Task goal: In the listing below, locate the lines that hold "APSP" and copy them.

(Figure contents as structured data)
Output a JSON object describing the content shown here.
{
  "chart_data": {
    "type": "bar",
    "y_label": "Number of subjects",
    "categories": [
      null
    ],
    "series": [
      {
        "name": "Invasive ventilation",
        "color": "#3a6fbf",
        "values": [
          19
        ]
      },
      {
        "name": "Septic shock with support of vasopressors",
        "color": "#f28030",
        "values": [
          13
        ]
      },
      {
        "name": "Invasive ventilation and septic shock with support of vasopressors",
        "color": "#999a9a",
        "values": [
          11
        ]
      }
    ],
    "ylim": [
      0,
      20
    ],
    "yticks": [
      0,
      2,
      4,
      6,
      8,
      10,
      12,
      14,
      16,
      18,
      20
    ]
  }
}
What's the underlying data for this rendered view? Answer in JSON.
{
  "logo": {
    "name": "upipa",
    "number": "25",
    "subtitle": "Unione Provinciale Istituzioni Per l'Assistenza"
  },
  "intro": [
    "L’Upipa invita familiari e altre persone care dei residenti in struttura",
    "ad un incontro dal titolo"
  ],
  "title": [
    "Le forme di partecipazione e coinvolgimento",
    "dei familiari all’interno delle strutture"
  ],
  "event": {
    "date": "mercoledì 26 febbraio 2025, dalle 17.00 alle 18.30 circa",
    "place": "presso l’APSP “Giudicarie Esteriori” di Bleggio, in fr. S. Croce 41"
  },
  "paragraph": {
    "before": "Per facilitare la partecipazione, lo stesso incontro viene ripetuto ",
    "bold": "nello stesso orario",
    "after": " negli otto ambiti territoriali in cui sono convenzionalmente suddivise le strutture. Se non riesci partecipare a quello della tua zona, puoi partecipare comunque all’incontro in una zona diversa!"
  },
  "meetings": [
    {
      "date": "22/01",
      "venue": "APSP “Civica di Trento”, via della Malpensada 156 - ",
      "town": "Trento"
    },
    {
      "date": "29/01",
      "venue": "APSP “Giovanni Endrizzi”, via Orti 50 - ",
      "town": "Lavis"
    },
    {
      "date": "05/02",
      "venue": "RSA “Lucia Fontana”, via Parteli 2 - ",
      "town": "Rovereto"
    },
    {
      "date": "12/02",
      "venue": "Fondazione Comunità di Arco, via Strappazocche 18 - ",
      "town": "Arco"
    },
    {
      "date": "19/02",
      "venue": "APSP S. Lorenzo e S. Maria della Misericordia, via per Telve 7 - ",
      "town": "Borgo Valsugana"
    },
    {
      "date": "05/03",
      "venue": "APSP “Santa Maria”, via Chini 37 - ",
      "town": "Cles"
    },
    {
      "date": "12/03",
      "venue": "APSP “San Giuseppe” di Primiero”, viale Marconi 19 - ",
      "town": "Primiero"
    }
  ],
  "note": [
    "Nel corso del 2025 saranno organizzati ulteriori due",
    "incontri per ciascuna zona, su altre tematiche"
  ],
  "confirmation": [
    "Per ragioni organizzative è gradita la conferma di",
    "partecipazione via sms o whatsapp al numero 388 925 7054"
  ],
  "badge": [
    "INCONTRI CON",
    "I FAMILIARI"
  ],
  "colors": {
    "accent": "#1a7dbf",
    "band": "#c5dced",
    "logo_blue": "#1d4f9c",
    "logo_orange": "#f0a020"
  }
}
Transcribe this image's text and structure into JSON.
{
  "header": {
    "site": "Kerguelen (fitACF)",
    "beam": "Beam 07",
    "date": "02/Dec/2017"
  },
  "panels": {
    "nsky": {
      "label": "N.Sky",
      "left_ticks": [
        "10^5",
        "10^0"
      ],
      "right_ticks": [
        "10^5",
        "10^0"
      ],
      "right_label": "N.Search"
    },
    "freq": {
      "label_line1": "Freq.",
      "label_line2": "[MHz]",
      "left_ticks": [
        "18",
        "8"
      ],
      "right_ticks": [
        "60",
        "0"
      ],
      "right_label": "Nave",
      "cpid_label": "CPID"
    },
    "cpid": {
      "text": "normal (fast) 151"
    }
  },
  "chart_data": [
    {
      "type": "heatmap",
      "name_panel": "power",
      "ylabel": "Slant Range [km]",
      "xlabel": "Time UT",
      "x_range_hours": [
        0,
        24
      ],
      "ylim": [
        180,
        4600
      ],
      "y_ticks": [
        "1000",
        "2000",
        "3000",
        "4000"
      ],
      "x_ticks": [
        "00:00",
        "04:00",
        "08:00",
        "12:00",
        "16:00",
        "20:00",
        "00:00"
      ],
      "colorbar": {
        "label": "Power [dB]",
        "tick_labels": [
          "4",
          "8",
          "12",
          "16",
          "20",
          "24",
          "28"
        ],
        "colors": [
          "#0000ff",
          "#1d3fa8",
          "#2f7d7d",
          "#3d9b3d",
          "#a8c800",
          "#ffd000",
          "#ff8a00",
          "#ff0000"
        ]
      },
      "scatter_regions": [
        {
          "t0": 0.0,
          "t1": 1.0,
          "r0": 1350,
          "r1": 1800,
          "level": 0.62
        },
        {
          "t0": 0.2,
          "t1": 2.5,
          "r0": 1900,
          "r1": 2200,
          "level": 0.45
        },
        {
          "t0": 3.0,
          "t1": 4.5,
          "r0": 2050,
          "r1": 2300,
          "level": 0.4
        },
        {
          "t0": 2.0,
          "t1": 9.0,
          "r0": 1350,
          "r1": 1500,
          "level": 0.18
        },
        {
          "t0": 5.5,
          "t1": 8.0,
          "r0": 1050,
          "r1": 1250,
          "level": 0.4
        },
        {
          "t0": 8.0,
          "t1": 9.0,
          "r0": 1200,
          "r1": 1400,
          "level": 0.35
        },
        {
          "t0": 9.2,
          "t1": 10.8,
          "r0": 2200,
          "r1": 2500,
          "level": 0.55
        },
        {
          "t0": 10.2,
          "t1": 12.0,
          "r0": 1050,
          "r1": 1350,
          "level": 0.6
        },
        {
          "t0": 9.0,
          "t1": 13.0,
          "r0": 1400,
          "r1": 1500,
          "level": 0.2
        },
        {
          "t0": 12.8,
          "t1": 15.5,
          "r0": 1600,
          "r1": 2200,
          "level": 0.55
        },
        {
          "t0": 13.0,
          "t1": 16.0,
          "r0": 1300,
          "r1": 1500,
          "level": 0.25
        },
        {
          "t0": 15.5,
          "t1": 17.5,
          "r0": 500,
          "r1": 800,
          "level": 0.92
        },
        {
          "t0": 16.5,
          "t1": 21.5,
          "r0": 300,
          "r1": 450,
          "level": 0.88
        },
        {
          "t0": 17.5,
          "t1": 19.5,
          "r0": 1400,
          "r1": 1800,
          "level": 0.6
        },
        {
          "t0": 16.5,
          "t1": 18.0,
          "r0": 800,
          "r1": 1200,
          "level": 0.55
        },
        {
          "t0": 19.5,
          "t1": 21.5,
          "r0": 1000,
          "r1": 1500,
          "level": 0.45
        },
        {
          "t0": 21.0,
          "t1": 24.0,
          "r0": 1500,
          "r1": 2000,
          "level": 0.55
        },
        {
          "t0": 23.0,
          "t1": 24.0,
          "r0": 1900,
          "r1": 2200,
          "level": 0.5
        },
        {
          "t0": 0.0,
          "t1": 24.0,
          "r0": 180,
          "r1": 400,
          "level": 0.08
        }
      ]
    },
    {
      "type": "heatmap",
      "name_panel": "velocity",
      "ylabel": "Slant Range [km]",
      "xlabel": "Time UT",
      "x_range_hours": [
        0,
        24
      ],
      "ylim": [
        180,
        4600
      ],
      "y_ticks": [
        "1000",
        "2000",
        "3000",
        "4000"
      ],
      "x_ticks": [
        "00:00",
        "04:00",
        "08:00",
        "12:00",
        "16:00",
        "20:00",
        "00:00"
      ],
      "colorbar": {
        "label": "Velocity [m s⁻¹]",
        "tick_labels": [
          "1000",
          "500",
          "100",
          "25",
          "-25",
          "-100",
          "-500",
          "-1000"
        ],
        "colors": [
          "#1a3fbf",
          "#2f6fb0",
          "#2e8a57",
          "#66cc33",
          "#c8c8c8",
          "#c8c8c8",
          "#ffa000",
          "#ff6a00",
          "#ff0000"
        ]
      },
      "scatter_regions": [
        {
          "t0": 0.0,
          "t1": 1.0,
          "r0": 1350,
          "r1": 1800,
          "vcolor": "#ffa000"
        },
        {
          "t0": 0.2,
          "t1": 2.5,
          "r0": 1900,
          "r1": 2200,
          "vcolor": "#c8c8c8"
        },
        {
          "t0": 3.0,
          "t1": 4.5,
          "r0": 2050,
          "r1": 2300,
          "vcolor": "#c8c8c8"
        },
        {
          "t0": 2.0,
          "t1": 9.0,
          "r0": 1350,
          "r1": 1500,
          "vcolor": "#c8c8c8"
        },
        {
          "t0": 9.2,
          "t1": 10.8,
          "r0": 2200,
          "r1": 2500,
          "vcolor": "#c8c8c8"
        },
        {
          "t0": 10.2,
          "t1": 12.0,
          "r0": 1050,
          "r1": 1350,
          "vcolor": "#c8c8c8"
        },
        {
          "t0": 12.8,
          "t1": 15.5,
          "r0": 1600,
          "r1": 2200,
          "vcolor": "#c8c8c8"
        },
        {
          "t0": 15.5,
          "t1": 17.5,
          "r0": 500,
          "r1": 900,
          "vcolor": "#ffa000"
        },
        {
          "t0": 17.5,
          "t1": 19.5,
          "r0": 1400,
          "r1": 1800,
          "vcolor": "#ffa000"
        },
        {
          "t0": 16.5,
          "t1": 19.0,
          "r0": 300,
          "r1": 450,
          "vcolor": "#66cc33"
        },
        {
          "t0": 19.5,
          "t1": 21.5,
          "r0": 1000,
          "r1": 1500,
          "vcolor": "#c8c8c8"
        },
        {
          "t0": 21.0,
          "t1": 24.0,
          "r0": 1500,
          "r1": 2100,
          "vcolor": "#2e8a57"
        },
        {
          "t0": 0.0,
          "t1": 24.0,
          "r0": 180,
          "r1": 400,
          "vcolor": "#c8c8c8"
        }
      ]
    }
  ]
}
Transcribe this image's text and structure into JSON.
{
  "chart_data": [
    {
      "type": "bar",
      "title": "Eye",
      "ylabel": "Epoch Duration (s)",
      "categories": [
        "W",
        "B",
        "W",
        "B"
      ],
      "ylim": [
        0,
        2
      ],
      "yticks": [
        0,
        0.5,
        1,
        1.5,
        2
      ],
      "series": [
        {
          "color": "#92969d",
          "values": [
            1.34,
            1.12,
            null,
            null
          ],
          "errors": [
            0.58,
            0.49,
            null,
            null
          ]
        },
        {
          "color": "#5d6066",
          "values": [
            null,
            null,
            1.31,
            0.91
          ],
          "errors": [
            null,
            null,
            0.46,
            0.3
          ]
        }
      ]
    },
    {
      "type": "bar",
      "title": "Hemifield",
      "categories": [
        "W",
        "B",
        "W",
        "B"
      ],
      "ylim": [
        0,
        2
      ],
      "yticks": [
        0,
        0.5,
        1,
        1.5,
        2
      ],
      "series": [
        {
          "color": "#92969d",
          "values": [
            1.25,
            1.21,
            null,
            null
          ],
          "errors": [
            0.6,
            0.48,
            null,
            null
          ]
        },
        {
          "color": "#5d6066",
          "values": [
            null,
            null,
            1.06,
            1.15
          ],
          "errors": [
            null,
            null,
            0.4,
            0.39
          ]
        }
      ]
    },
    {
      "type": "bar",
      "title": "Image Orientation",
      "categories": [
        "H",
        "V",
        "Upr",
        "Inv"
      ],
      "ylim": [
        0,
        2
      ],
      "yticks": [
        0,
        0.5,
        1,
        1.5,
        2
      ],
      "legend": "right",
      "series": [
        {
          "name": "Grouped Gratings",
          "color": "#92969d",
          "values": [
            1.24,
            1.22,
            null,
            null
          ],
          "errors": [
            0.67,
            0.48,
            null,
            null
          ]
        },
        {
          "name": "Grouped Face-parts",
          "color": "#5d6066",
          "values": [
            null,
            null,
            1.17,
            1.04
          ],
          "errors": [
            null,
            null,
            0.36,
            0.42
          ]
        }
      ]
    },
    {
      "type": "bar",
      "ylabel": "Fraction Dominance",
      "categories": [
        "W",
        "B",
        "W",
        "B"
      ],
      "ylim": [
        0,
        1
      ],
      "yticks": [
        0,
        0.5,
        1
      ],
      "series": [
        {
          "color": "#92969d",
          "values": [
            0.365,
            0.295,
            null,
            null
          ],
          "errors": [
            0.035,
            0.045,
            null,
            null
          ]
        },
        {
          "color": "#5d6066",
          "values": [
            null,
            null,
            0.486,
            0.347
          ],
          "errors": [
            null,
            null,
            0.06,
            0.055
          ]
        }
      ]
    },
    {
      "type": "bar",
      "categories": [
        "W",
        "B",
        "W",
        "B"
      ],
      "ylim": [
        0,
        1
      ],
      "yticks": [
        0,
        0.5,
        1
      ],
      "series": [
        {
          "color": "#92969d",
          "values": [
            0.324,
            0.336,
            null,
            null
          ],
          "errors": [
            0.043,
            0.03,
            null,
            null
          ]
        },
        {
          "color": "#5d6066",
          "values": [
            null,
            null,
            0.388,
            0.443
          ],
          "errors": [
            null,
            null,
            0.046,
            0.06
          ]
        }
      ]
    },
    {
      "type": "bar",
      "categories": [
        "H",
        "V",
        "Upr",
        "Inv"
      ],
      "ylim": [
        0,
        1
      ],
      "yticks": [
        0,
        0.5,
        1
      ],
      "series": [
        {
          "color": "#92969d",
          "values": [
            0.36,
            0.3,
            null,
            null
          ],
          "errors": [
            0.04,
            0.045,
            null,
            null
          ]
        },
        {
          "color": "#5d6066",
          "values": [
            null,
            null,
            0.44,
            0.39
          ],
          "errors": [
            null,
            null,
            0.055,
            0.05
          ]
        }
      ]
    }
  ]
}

The reply:
    "place": "presso l’APSP “Giudicarie Esteriori” di Bleggio, in fr. S. Croce 41"
      "venue": "APSP “Civica di Trento”, via della Malpensada 156 - ",
      "venue": "APSP “Giovanni Endrizzi”, via Orti 50 - ",
      "venue": "APSP S. Lorenzo e S. Maria della Misericordia, via per Telve 7 - ",
      "venue": "APSP “Santa Maria”, via Chini 37 - ",
      "venue": "APSP “San Giuseppe” di Primiero”, viale Marconi 19 - ",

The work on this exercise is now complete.